Provided passage:
Politics & Government

Sunshine Week 2012: How CalAware Can Help You Keep Government Open

Poway Patch is participating in Sunshine Week by promoting open government and freedom of information.

This is Sunshine Week 2012, a national effort to promote dialogue about the importance of open government and freedom of information. 

A major supporter of Sunshine Week is Californians Aware (CalAware), a statewide nonpartisan, nonprofit organization founded eight years ago to “help citizens, officials and journalists keep Californians aware of public issues, by supporting and defending open government, an inquiring press and a citizenry free to exchange facts and opinions.” Or as one Patch editor put it a few days ago, “CalAware advocates, educates — and litigates — in the interest of open government.”

Below is a guide about how CalAware helps keep government open—and honest—by Terry Francke, general counsel for Californians Aware.

Audits
We do anonymous testing of government agencies in Sacramento and statewide to gauge and report on their awareness of and compliance with public records access law, assigning letter grades for their performance and including testers’ experiences in their own words.

Training
We provide workshops for—among others—public officials, employees and employee organizations on the laws requiring open government and compliance issues they need to be aware of. For example, we hosted a free webinar this week on recent legislation, litigation and “flashpoints” where practices flirt with liability.

Supplied data:
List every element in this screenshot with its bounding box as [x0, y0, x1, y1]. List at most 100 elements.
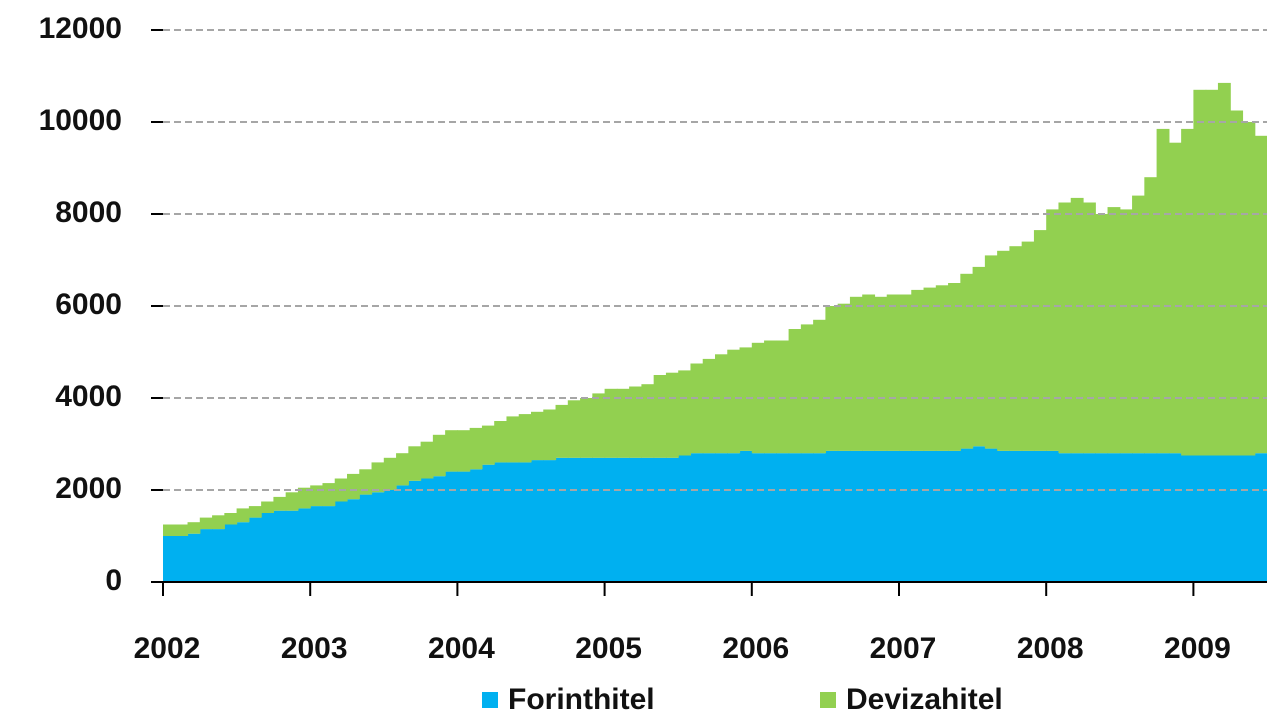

Exercise set:
**a)** Using the Sunshine Week article above, decide whether each statement agrees with it. Answer yes or no for each, and quote the words from the article that settle it.
(i) Californians Aware was founded ten years ago.
(ii) CalAware's audits give agencies letter grades for their performance.
(iii) The webinar CalAware hosted this week was free.
**b)** Summarize the Sunshine Week article in two sentences.
**c)** Carry the Sunshine Week article forward from its last sentence.

Answers given:
**a)**
(i) No: "founded eight years ago"
(ii) Yes: "assigning letter grades for their performance"
(iii) Yes: "we hosted a free webinar this week"

**b)** Poway Patch is taking part in Sunshine Week 2012, a national effort to promote dialogue about open government and freedom of information, which is supported by Californians Aware (CalAware), a statewide nonpartisan, nonprofit organization. CalAware's general counsel, Terry Francke, explains that the group anonymously audits government agencies on their compliance with public records law, grading them, and runs workshops for officials and employees on open government laws.

**c)**
Legislation
We sponsor bills like the current SB 1336 (Yee), which would assure anonymity for whistleblowers and persons interviewed in investigations of alleged improper governmental activities, but also require disclosure of the investigative findings, of those found responsible for serious problems, and of what if any discipline was imposed on them.

Sunshine Ordinances
We also support improved transparency legislation at the local level—Sunshine Ordinances filling gaps or removing obstacles to access in the Brown Act or the Public Records Act—that can be either adopted by local government bodies voluntarily or passed by citizen ballot initiatives if local officials are not cooperative. Currently, for example, we have helped develop such measures headed for the November 2012 ballot in the cities of Dixon and Berkeley.

Publications
We publish the most comprehensive guides to the open meetings and public records laws that are available. Both can be ordered from Amazon, and an ebook version of the records guide is available for Kindle users there, as well as for iPad and other tablet users in the iTunes store book section.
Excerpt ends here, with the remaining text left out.